Goal: Transcribe every line, keeping it exact.

───── Input material ─────

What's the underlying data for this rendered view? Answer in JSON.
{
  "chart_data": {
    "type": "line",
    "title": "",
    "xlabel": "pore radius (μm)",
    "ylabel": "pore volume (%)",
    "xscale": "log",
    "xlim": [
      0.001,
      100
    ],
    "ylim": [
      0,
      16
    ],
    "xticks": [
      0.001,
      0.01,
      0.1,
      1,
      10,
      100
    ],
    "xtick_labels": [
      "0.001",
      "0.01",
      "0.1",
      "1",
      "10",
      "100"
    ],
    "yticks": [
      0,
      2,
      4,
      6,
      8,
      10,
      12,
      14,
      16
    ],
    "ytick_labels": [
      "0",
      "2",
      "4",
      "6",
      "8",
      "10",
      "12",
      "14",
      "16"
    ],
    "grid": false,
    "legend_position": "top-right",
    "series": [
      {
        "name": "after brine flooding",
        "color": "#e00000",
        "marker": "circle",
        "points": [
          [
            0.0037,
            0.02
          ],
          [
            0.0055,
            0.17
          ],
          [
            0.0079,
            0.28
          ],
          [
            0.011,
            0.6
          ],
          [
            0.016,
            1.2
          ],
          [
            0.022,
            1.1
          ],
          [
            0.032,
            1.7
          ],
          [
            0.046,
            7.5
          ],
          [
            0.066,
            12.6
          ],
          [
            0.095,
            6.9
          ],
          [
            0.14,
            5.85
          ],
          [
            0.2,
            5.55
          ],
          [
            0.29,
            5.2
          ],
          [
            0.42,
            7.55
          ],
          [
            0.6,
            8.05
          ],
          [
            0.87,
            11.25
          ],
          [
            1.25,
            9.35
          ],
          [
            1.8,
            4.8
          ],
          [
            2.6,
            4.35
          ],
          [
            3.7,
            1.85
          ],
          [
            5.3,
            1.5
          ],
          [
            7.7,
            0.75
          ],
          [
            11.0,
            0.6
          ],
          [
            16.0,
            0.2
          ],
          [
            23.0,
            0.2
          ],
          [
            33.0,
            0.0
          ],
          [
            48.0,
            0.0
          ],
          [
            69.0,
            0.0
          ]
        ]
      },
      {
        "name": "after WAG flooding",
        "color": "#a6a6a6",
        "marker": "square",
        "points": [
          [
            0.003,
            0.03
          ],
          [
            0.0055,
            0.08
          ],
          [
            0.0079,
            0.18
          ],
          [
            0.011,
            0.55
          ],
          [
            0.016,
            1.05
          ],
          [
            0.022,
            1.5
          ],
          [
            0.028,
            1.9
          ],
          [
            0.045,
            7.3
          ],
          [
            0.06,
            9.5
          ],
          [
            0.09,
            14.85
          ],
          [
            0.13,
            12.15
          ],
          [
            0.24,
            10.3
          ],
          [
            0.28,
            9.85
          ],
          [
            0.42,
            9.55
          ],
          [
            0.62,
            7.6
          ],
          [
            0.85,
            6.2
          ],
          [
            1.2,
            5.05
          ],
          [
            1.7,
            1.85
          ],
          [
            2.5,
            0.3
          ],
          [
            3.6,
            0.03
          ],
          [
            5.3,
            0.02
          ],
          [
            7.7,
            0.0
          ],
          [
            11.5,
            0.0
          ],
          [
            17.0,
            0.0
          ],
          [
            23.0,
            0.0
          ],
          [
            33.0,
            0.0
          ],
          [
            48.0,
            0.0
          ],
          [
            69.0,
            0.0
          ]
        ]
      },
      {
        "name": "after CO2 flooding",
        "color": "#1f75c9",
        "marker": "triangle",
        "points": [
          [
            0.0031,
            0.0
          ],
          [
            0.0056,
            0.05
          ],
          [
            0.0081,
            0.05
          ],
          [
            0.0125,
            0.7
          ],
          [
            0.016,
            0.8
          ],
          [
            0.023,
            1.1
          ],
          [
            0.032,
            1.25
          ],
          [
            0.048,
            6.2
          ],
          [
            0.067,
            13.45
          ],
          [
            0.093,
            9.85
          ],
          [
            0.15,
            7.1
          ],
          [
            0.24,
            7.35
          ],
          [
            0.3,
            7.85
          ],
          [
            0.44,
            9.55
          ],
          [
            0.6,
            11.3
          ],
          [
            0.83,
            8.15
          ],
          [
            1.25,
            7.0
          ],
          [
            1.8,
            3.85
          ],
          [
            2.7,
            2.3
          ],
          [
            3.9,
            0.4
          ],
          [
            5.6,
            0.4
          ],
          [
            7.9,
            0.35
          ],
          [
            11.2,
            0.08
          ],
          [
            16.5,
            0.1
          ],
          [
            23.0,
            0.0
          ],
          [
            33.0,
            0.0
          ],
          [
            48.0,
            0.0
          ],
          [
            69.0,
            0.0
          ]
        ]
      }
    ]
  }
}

─────

Solution:
What's the underlying data for this rendered view? Answer in JSON.
{
  "chart_data": {
    "type": "line",
    "title": "",
    "xlabel": "pore radius (μm)",
    "ylabel": "pore volume (%)",
    "xscale": "log",
    "xlim": [
      0.001,
      100
    ],
    "ylim": [
      0,
      16
    ],
    "xticks": [
      0.001,
      0.01,
      0.1,
      1,
      10,
      100
    ],
    "xtick_labels": [
      "0.001",
      "0.01",
      "0.1",
      "1",
      "10",
      "100"
    ],
    "yticks": [
      0,
      2,
      4,
      6,
      8,
      10,
      12,
      14,
      16
    ],
    "ytick_labels": [
      "0",
      "2",
      "4",
      "6",
      "8",
      "10",
      "12",
      "14",
      "16"
    ],
    "grid": false,
    "legend_position": "top-right",
    "series": [
      {
        "name": "after brine flooding",
        "color": "#e00000",
        "marker": "circle",
        "points": [
          [
            0.0037,
            0.02
          ],
          [
            0.0055,
            0.17
          ],
          [
            0.0079,
            0.28
          ],
          [
            0.011,
            0.6
          ],
          [
            0.016,
            1.2
          ],
          [
            0.022,
            1.1
          ],
          [
            0.032,
            1.7
          ],
          [
            0.046,
            7.5
          ],
          [
            0.066,
            12.6
          ],
          [
            0.095,
            6.9
          ],
          [
            0.14,
            5.85
          ],
          [
            0.2,
            5.55
          ],
          [
            0.29,
            5.2
          ],
          [
            0.42,
            7.55
          ],
          [
            0.6,
            8.05
          ],
          [
            0.87,
            11.25
          ],
          [
            1.25,
            9.35
          ],
          [
            1.8,
            4.8
          ],
          [
            2.6,
            4.35
          ],
          [
            3.7,
            1.85
          ],
          [
            5.3,
            1.5
          ],
          [
            7.7,
            0.75
          ],
          [
            11.0,
            0.6
          ],
          [
            16.0,
            0.2
          ],
          [
            23.0,
            0.2
          ],
          [
            33.0,
            0.0
          ],
          [
            48.0,
            0.0
          ],
          [
            69.0,
            0.0
          ]
        ]
      },
      {
        "name": "after WAG flooding",
        "color": "#a6a6a6",
        "marker": "square",
        "points": [
          [
            0.003,
            0.03
          ],
          [
            0.0055,
            0.08
          ],
          [
            0.0079,
            0.18
          ],
          [
            0.011,
            0.55
          ],
          [
            0.016,
            1.05
          ],
          [
            0.022,
            1.5
          ],
          [
            0.028,
            1.9
          ],
          [
            0.045,
            7.3
          ],
          [
            0.06,
            9.5
          ],
          [
            0.09,
            14.85
          ],
          [
            0.13,
            12.15
          ],
          [
            0.24,
            10.3
          ],
          [
            0.28,
            9.85
          ],
          [
            0.42,
            9.55
          ],
          [
            0.62,
            7.6
          ],
          [
            0.85,
            6.2
          ],
          [
            1.2,
            5.05
          ],
          [
            1.7,
            1.85
          ],
          [
            2.5,
            0.3
          ],
          [
            3.6,
            0.03
          ],
          [
            5.3,
            0.02
          ],
          [
            7.7,
            0.0
          ],
          [
            11.5,
            0.0
          ],
          [
            17.0,
            0.0
          ],
          [
            23.0,
            0.0
          ],
          [
            33.0,
            0.0
          ],
          [
            48.0,
            0.0
          ],
          [
            69.0,
            0.0
          ]
        ]
      },
      {
        "name": "after CO2 flooding",
        "color": "#1f75c9",
        "marker": "triangle",
        "points": [
          [
            0.0031,
            0.0
          ],
          [
            0.0056,
            0.05
          ],
          [
            0.0081,
            0.05
          ],
          [
            0.0125,
            0.7
          ],
          [
            0.016,
            0.8
          ],
          [
            0.023,
            1.1
          ],
          [
            0.032,
            1.25
          ],
          [
            0.048,
            6.2
          ],
          [
            0.067,
            13.45
          ],
          [
            0.093,
            9.85
          ],
          [
            0.15,
            7.1
          ],
          [
            0.24,
            7.35
          ],
          [
            0.3,
            7.85
          ],
          [
            0.44,
            9.55
          ],
          [
            0.6,
            11.3
          ],
          [
            0.83,
            8.15
          ],
          [
            1.25,
            7.0
          ],
          [
            1.8,
            3.85
          ],
          [
            2.7,
            2.3
          ],
          [
            3.9,
            0.4
          ],
          [
            5.6,
            0.4
          ],
          [
            7.9,
            0.35
          ],
          [
            11.2,
            0.08
          ],
          [
            16.5,
            0.1
          ],
          [
            23.0,
            0.0
          ],
          [
            33.0,
            0.0
          ],
          [
            48.0,
            0.0
          ],
          [
            69.0,
            0.0
          ]
        ]
      }
    ]
  }
}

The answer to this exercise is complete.